• _WRITTEN EXERCISE_
Give the count of lines containing the string "total", with no other output.

Collected data entries:
**********
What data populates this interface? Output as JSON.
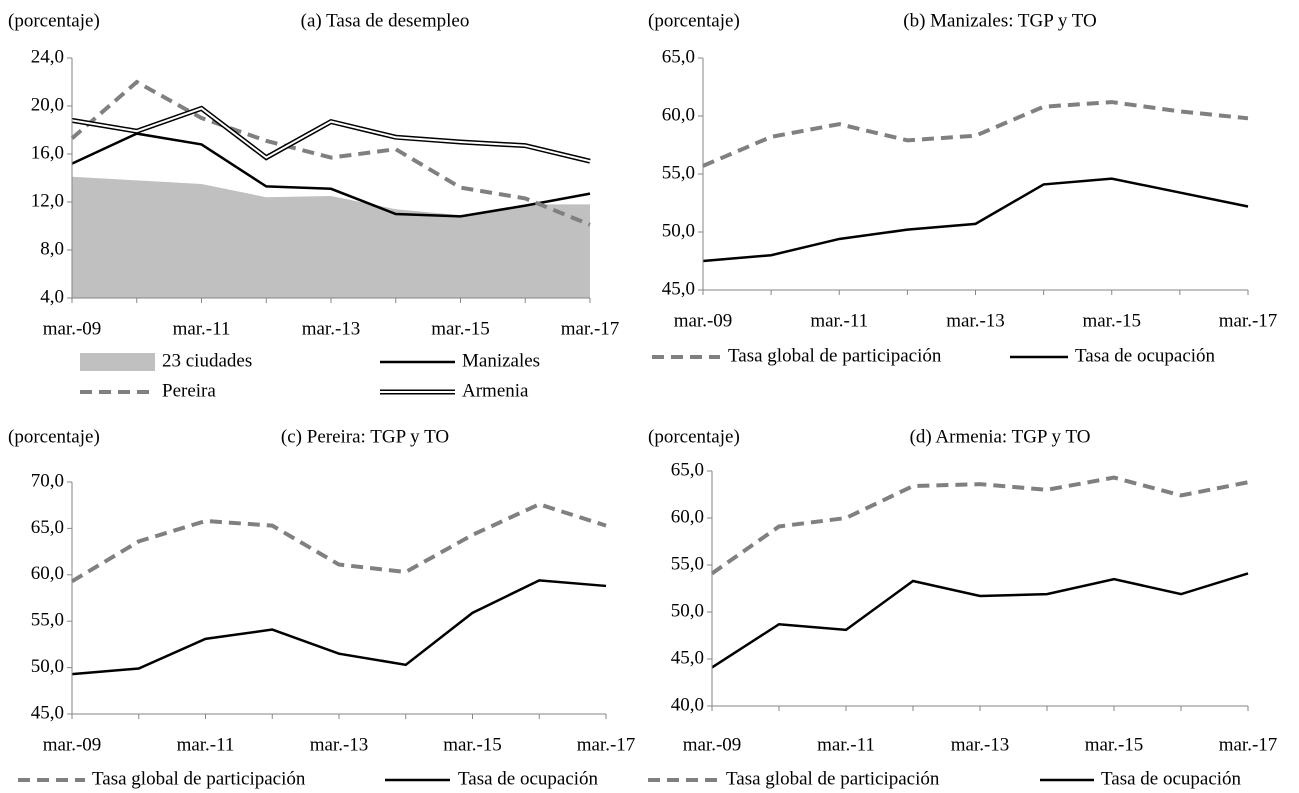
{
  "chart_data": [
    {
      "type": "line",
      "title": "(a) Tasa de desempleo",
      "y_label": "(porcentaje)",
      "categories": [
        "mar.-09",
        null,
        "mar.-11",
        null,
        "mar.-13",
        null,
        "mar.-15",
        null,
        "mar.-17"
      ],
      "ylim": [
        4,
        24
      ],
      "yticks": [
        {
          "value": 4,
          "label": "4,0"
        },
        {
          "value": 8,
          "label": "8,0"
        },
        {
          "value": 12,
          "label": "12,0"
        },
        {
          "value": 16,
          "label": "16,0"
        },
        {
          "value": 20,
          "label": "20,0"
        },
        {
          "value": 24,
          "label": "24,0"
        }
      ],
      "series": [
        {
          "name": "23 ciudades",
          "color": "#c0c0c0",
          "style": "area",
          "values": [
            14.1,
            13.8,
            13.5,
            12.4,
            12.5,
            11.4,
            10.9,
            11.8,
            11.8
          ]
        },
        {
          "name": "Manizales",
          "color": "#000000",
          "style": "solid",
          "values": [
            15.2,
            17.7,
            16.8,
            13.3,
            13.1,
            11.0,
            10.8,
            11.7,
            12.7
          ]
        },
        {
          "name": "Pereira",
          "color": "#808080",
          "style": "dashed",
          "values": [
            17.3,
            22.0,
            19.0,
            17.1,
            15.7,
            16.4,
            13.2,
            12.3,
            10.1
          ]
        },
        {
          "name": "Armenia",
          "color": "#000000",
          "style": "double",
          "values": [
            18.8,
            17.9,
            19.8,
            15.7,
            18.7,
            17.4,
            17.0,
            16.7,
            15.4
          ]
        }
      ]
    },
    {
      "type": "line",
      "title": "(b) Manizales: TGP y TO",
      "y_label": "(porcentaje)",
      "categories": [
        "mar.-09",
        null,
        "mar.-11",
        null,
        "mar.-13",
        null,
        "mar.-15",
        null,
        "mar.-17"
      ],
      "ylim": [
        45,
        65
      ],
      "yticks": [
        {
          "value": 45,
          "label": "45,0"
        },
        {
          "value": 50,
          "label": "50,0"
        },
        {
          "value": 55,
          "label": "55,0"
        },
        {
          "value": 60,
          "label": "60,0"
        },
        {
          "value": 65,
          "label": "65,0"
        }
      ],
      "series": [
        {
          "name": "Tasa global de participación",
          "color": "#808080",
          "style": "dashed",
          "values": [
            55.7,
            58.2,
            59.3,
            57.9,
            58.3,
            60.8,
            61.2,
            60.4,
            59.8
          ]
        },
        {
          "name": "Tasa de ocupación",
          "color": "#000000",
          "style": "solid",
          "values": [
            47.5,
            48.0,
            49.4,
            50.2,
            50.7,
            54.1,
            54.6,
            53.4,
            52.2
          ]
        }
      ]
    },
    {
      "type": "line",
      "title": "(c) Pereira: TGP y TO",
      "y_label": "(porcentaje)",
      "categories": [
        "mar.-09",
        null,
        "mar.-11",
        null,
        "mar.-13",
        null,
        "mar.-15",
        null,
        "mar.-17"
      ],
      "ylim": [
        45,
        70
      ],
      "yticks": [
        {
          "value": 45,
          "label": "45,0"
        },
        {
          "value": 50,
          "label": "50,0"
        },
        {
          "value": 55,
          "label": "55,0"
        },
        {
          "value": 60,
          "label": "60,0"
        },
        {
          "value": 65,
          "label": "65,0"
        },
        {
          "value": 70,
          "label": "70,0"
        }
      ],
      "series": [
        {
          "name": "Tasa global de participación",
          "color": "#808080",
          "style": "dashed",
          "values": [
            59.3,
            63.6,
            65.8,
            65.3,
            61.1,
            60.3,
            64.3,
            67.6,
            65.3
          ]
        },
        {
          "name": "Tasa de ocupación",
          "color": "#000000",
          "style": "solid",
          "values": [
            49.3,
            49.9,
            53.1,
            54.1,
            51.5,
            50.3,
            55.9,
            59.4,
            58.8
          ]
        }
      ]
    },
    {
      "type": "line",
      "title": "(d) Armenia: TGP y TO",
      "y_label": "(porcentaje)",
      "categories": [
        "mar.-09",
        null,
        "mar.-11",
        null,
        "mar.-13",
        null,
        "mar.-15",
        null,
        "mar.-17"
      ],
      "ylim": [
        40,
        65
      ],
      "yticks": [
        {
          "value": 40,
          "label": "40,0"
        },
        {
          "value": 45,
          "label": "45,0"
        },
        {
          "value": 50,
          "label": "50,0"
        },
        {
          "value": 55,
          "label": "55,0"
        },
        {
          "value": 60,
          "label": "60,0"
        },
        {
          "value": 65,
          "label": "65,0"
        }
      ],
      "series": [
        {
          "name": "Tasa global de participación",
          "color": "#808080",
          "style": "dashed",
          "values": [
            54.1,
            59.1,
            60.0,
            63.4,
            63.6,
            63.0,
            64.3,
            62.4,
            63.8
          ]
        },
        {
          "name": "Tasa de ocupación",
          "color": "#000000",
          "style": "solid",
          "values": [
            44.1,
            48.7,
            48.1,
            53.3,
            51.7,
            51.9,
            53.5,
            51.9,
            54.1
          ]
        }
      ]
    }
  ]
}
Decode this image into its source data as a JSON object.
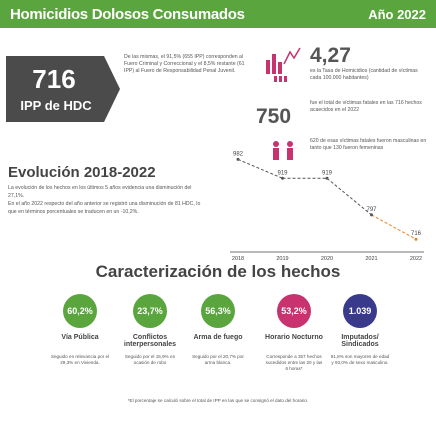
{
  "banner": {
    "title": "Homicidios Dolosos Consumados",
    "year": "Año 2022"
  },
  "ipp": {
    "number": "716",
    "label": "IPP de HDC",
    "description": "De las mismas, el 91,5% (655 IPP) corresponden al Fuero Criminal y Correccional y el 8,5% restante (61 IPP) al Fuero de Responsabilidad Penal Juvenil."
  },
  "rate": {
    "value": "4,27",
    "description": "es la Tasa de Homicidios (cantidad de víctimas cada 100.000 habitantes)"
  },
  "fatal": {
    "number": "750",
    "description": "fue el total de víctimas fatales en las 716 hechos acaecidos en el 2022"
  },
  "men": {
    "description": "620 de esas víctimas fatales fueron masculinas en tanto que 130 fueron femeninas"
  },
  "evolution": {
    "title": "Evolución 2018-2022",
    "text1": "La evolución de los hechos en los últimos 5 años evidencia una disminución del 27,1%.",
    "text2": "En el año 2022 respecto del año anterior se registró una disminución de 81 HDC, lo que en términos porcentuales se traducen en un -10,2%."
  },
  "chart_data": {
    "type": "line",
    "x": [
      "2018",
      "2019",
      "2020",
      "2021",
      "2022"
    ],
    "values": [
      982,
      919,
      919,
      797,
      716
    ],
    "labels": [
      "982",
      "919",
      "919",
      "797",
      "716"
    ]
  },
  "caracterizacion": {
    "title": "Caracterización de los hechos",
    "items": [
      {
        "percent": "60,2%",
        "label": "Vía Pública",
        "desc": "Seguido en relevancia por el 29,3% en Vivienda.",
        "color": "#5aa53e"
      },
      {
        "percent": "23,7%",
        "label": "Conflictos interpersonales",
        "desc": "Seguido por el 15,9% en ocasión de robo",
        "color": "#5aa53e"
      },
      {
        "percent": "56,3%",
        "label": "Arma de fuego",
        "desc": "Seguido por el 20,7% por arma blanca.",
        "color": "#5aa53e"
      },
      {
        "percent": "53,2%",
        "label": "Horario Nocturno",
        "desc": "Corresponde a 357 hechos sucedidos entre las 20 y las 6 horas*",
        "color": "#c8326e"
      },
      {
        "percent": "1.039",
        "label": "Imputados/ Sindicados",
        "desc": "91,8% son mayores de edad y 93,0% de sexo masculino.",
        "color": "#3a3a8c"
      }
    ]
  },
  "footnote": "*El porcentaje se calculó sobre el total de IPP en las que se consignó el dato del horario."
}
**********
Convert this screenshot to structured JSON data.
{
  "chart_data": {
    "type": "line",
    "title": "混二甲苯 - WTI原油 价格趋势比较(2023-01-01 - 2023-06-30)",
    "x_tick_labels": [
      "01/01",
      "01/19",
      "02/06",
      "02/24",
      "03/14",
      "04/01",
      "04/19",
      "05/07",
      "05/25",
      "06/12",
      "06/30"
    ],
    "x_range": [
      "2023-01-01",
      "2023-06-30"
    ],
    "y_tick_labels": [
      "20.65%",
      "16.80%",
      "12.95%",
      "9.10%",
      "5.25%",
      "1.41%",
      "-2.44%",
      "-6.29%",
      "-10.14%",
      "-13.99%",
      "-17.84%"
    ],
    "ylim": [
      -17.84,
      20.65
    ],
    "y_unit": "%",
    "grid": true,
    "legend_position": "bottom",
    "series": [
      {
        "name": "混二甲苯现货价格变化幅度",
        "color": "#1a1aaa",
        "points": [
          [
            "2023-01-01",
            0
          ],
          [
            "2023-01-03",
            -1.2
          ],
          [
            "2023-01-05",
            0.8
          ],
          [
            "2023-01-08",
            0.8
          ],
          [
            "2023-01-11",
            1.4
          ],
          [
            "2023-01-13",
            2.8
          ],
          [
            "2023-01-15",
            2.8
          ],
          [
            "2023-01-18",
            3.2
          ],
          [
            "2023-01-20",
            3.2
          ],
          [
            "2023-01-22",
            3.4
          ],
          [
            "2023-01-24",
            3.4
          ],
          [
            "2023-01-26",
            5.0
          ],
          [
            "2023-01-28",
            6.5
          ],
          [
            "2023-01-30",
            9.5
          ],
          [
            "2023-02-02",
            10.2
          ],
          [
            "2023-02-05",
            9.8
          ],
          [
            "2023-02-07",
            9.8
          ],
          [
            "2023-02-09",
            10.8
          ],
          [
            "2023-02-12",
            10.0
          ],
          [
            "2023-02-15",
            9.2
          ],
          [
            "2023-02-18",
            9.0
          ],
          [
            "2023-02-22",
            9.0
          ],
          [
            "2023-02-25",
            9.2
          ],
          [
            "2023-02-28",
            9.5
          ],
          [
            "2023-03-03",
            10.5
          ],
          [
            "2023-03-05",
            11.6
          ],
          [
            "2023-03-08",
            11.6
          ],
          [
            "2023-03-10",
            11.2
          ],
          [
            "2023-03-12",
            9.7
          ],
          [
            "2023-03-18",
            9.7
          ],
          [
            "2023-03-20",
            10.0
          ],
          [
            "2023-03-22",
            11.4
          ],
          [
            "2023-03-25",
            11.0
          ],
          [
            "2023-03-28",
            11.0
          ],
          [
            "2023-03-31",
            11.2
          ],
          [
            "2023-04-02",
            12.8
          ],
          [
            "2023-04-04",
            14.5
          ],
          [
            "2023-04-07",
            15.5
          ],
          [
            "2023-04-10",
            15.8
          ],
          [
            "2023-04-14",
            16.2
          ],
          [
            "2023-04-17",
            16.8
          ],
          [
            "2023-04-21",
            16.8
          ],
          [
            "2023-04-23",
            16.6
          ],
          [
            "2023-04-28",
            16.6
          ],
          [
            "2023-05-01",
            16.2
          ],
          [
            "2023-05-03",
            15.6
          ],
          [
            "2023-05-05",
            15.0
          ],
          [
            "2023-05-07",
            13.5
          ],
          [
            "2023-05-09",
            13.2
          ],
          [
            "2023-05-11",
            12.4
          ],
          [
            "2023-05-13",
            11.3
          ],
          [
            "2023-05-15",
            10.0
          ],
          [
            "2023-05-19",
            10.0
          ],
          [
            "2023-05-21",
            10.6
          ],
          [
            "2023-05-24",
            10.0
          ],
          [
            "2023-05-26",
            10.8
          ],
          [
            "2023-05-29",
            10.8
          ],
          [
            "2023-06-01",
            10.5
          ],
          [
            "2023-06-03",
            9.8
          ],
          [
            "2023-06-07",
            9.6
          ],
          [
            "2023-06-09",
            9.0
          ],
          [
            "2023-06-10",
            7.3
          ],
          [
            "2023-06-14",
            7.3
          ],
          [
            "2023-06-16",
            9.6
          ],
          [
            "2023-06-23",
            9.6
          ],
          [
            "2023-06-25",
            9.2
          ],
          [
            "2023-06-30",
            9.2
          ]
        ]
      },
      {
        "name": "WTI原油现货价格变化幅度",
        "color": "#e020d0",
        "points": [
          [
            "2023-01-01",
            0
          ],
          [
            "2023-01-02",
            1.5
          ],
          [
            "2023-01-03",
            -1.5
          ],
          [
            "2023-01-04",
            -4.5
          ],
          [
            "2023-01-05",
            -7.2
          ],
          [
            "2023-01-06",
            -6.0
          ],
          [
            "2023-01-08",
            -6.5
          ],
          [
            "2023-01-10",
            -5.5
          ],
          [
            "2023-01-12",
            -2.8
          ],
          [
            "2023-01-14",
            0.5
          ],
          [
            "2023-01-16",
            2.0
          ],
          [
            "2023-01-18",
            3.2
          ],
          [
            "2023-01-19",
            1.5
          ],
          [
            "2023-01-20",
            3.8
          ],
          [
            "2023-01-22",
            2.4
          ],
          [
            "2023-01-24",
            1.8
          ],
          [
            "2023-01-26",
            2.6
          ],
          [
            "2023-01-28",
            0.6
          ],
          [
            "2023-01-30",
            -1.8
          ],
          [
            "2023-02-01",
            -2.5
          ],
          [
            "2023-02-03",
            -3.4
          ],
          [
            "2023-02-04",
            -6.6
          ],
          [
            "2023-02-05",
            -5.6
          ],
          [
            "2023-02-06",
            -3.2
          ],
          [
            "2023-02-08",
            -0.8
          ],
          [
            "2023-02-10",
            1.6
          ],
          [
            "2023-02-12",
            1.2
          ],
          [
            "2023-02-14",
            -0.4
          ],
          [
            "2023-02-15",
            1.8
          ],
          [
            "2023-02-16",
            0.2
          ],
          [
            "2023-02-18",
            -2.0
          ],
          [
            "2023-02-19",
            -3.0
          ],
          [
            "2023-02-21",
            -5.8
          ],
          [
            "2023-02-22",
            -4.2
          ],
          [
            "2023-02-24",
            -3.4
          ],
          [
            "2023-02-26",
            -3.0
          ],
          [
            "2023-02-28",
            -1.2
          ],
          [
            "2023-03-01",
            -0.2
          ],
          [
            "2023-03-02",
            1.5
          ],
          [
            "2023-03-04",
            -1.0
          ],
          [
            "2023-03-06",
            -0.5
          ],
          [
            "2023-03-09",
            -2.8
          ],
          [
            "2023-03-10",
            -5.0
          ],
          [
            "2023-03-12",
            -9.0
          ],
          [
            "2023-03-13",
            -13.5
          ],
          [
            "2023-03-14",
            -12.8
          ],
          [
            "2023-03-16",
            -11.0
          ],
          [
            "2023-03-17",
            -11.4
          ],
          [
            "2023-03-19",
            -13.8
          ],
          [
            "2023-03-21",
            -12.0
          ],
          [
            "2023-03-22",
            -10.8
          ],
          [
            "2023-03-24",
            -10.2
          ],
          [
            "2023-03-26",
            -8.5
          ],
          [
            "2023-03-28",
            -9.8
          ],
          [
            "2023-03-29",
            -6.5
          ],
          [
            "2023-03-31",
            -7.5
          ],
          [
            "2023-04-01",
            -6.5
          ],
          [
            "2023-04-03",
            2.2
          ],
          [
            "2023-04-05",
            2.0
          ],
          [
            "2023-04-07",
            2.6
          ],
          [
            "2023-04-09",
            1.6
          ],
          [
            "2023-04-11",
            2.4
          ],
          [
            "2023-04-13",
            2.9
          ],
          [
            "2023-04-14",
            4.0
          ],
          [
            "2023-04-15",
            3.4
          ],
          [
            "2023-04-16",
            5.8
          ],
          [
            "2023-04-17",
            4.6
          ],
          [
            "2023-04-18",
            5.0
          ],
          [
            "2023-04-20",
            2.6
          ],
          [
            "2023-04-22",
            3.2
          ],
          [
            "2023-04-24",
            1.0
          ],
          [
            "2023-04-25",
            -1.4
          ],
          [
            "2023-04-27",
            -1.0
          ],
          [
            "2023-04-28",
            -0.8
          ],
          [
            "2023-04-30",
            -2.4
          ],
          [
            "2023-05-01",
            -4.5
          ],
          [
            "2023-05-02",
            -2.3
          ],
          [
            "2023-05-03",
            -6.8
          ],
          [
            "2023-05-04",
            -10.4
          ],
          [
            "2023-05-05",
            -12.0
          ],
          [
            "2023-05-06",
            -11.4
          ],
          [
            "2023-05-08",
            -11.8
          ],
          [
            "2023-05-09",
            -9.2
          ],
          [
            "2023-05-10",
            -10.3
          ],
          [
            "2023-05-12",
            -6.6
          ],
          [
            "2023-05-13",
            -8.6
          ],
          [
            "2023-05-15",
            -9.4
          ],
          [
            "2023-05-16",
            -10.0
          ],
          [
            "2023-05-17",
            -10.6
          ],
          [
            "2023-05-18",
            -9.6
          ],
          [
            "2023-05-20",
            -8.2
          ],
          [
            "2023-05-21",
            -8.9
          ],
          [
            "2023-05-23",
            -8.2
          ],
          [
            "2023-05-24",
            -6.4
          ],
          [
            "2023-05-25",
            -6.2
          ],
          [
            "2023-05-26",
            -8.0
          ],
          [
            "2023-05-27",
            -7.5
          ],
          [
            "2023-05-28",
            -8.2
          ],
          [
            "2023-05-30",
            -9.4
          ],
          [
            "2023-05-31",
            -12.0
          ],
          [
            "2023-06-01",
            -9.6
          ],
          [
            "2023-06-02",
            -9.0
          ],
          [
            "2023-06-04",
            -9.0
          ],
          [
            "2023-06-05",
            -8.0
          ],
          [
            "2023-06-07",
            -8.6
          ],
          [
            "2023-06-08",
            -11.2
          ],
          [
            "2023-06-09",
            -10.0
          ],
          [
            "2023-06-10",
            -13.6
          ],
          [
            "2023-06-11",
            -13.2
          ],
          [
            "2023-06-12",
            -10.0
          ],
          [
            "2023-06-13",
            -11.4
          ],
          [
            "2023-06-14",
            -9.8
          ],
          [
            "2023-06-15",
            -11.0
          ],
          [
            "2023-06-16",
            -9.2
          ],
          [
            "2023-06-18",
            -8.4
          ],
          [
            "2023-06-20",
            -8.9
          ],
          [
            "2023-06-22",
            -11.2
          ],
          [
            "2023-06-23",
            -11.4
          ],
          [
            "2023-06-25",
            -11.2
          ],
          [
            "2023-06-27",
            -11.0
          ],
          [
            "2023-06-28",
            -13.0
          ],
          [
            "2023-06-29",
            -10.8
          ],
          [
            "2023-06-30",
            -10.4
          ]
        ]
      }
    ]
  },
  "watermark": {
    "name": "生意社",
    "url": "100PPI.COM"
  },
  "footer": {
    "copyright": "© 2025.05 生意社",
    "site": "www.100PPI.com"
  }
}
**********
• _EXERCISE SOLUTION_
2